[Stored entries]
━━━━━━
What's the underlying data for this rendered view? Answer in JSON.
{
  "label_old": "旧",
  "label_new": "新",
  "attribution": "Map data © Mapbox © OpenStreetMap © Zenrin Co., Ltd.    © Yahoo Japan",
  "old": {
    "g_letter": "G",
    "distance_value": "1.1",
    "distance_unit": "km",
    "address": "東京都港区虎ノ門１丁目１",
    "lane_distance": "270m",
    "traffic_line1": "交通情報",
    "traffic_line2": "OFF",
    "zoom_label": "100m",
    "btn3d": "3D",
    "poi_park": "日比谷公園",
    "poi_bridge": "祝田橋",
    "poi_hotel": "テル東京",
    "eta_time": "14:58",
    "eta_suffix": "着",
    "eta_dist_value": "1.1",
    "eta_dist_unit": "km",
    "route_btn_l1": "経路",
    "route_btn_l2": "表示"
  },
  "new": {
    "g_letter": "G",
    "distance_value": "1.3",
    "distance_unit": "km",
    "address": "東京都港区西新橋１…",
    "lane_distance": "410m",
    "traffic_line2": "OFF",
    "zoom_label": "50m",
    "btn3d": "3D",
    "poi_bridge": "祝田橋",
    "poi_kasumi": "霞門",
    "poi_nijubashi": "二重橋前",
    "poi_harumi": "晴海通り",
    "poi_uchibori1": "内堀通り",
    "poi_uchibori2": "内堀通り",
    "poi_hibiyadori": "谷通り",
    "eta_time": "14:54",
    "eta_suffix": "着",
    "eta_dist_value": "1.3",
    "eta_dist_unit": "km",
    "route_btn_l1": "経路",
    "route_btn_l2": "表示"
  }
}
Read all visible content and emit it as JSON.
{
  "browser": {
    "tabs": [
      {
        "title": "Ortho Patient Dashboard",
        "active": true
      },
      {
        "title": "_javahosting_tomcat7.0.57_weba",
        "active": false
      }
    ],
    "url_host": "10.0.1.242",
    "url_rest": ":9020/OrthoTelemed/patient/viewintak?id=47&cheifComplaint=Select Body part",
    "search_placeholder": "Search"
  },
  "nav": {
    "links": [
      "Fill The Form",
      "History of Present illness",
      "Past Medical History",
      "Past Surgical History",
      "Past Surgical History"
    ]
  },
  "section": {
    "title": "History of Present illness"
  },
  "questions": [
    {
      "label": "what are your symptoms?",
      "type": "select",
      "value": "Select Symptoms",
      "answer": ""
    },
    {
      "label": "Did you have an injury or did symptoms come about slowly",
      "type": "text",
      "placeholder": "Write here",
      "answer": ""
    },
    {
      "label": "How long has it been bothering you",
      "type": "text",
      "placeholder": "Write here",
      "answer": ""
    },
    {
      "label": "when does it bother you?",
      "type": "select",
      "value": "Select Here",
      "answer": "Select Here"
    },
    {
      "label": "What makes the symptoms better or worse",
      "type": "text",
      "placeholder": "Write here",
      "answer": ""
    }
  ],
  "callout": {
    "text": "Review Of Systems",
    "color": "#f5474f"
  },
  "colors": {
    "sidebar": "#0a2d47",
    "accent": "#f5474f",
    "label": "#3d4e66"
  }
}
━━━━━━
## What you are asked to do:
Take the material above and return all of it exactly.

## Exercise answer:
What's the underlying data for this rendered view? Answer in JSON.
{
  "label_old": "旧",
  "label_new": "新",
  "attribution": "Map data © Mapbox © OpenStreetMap © Zenrin Co., Ltd.    © Yahoo Japan",
  "old": {
    "g_letter": "G",
    "distance_value": "1.1",
    "distance_unit": "km",
    "address": "東京都港区虎ノ門１丁目１",
    "lane_distance": "270m",
    "traffic_line1": "交通情報",
    "traffic_line2": "OFF",
    "zoom_label": "100m",
    "btn3d": "3D",
    "poi_park": "日比谷公園",
    "poi_bridge": "祝田橋",
    "poi_hotel": "テル東京",
    "eta_time": "14:58",
    "eta_suffix": "着",
    "eta_dist_value": "1.1",
    "eta_dist_unit": "km",
    "route_btn_l1": "経路",
    "route_btn_l2": "表示"
  },
  "new": {
    "g_letter": "G",
    "distance_value": "1.3",
    "distance_unit": "km",
    "address": "東京都港区西新橋１…",
    "lane_distance": "410m",
    "traffic_line2": "OFF",
    "zoom_label": "50m",
    "btn3d": "3D",
    "poi_bridge": "祝田橋",
    "poi_kasumi": "霞門",
    "poi_nijubashi": "二重橋前",
    "poi_harumi": "晴海通り",
    "poi_uchibori1": "内堀通り",
    "poi_uchibori2": "内堀通り",
    "poi_hibiyadori": "谷通り",
    "eta_time": "14:54",
    "eta_suffix": "着",
    "eta_dist_value": "1.3",
    "eta_dist_unit": "km",
    "route_btn_l1": "経路",
    "route_btn_l2": "表示"
  }
}
Read all visible content and emit it as JSON.
{
  "browser": {
    "tabs": [
      {
        "title": "Ortho Patient Dashboard",
        "active": true
      },
      {
        "title": "_javahosting_tomcat7.0.57_weba",
        "active": false
      }
    ],
    "url_host": "10.0.1.242",
    "url_rest": ":9020/OrthoTelemed/patient/viewintak?id=47&cheifComplaint=Select Body part",
    "search_placeholder": "Search"
  },
  "nav": {
    "links": [
      "Fill The Form",
      "History of Present illness",
      "Past Medical History",
      "Past Surgical History",
      "Past Surgical History"
    ]
  },
  "section": {
    "title": "History of Present illness"
  },
  "questions": [
    {
      "label": "what are your symptoms?",
      "type": "select",
      "value": "Select Symptoms",
      "answer": ""
    },
    {
      "label": "Did you have an injury or did symptoms come about slowly",
      "type": "text",
      "placeholder": "Write here",
      "answer": ""
    },
    {
      "label": "How long has it been bothering you",
      "type": "text",
      "placeholder": "Write here",
      "answer": ""
    },
    {
      "label": "when does it bother you?",
      "type": "select",
      "value": "Select Here",
      "answer": "Select Here"
    },
    {
      "label": "What makes the symptoms better or worse",
      "type": "text",
      "placeholder": "Write here",
      "answer": ""
    }
  ],
  "callout": {
    "text": "Review Of Systems",
    "color": "#f5474f"
  },
  "colors": {
    "sidebar": "#0a2d47",
    "accent": "#f5474f",
    "label": "#3d4e66"
  }
}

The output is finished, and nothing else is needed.